▶ SELECTED EXTRACT:
──────
1) Port Noarlunga Cockle Divers
Having never been there (nor thought too much about the place), most Victorians aren’t wise to the scorn their state inspires across its western border. But South Australia’s “kick a Vic” mentality comes out in all sorts of ways, even subtle ones like football team names. In most states, Australian rules sides will happily borrow their identity – from mascot to colours to club song – from their big brothers in Melbourne. They are a bit more discerning in SA, and nowhere is that as strong as in Adelaide’s Southern Football League.
Fans of Noarlunga cheer on the Mighty Shoes. Up in Reynella, they bleed for the Wineflies. Over in Morphett Vale, they have the Emus – a surprisingly rare choice of mascot in this country, given its position on the coat of arms. The league was once home to the Crushers, the Mudlarks and, for a short time, the Macclesfield Blood and Tars.
The best name of all though comes from Port Noarlunga. Head through the dunes by the Onkaparinga River mouth on a Saturday afternoon and you might just hear the cries of “C’arn the Cockle Divers!” The team’s emblem features one of those old-fashioned diving helmets they used in the days before scuba was a thing. It’s been a while since they’ve come up with the goods though. Their last premiership was back in the late 90s.
As original as the Cockle Divers might sound, it’s not. Port Adelaide was using that mascot back in the 19th century, long before they became the Magpies and then the Power.
Bonus points: the current coach of the Cockle Divers is a bloke going by the name of Mr Manhood.
2) Parkes Spacemen
Unfortunately for this list, the tiny Central West town of Bogan Gate does not field a team in any competitions of note. Up the road in Parkes, though, they’ve got a cosmically themed team that’s worthy of inclusion. The town’s rugby league team goes by the name of the Spacemen.
The reason for their unusual nickname will be obvious to anyone who has seen The Dish. The classic Australian film showed the role this unassuming little town played in one of humanity’s greatest achievements – the moon landing. It’s all thanks to the local observatory.
The Spacemen are one of the power teams of the Group 11 competition at the moment, having made it to five of the past six grand finals. They won the title in 2013, but lost last year to a team from Dubbo once known as the Fish Eaters (or, look away now grammar police, the Fishie’s – their apostrophe).
The Spacemen’s neanderthal forebears can be found south of the border. Where else, I hear you say. In the town of Buchan, there’s an Aussie rules team known as the Cavemen. It’s a nod to the local underground tourist attraction, the Buchan Caves. Their rivals include the Swampies and the Ranges. Not Rangers. The Ranges.
──────
▶ DATA SECTION:
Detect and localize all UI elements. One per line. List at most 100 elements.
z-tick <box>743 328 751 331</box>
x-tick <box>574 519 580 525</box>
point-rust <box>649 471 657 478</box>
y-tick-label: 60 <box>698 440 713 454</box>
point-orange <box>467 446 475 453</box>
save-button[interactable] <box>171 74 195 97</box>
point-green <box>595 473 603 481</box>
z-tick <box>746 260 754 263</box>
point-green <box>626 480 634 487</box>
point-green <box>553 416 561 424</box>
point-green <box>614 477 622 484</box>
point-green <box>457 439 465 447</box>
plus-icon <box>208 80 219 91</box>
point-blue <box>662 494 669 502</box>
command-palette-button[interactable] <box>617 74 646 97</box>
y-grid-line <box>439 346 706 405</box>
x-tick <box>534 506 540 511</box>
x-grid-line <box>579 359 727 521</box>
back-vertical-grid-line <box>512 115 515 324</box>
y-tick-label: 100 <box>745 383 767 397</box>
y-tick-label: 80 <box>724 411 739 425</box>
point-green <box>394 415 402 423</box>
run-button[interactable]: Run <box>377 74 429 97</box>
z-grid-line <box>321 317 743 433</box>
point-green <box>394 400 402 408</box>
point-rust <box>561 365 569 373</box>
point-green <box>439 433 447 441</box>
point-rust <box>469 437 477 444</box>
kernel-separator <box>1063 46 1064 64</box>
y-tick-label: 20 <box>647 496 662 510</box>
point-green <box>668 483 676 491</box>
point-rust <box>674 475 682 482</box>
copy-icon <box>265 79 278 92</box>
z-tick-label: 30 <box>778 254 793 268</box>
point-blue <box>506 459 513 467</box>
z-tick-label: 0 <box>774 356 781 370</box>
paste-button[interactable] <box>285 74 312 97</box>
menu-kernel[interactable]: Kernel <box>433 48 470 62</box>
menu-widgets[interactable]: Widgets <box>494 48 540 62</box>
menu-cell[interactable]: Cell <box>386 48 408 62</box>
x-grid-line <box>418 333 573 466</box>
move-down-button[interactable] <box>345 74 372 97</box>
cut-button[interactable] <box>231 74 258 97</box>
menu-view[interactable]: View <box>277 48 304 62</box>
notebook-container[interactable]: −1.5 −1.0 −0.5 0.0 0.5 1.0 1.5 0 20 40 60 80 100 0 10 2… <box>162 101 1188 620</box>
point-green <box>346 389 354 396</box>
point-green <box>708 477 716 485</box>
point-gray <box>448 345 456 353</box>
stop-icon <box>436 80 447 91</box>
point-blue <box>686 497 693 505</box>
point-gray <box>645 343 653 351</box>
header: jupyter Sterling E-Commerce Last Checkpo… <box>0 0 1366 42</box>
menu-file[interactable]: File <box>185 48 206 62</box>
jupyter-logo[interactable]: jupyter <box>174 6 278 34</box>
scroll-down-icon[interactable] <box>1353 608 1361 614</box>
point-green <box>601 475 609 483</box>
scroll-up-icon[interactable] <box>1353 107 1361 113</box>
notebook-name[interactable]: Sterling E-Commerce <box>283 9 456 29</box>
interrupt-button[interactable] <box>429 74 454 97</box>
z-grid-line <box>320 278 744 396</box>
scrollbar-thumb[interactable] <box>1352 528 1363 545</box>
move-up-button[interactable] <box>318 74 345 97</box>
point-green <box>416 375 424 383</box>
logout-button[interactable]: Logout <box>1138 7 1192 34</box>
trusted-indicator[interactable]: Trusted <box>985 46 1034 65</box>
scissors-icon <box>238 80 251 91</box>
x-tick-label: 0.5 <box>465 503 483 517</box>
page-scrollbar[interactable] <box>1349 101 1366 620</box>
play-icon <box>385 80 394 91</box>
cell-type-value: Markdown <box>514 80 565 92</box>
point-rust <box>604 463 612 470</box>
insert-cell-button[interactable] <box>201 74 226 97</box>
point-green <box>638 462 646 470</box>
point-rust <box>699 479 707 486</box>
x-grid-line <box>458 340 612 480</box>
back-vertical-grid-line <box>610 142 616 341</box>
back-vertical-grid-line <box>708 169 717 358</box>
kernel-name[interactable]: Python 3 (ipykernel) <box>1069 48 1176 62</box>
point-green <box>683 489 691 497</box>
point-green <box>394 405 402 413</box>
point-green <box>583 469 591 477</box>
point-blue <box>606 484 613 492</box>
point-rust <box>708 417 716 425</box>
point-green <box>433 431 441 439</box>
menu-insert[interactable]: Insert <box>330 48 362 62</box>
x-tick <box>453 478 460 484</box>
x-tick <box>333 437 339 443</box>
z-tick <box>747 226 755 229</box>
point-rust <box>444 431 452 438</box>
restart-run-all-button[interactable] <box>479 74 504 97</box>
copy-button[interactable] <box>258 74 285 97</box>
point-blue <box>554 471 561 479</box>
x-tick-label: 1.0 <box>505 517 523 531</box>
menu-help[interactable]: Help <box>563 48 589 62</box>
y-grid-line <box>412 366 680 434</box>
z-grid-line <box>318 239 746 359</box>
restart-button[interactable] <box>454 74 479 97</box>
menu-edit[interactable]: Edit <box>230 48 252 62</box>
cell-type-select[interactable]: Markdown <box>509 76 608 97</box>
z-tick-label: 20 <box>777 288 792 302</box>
──────
▶ REQUIRED TASK 1:
Using the text on team nicknames, decide whether each statement below agrees with it. Answer yes or no for each, and quote the deciding words.
(a) The Port Noarlunga Cockle Divers last won a premiership in the late 1990s.
(b) The Parkes Spacemen won the Group 11 title last year.
(c) Bogan Gate fields a team in a notable competition.
▶ REQUIRED TASK 2: According to the text on team nicknames, what does the Port Noarlunga team's emblem feature?
▶ REQUIRED TASK 3: Retype the part of the text on team nicknames starting with "As original as" and going on through "of the Spacemen.".

▶ FULL RESPONSE 1:
(a) Yes: "Their last premiership was back in the late 90s."
(b) No: "They won the title in 2013, but lost last year to a team from Dubbo"
(c) No: "the tiny Central West town of Bogan Gate does not field a team in any competitions of note"

▶ FULL RESPONSE 2: It features one of the old-fashioned diving helmets used before scuba existed.

▶ FULL RESPONSE 3:
As original as the Cockle Divers might sound, it’s not. Port Adelaide was using that mascot back in the 19th century, long before they became the Magpies and then the Power.
Bonus points: the current coach of the Cockle Divers is a bloke going by the name of Mr Manhood.
2) Parkes Spacemen
Unfortunately for this list, the tiny Central West town of Bogan Gate does not field a team in any competitions of note. Up the road in Parkes, though, they’ve got a cosmically themed team that’s worthy of inclusion. The town’s rugby league team goes by the name of the Spacemen.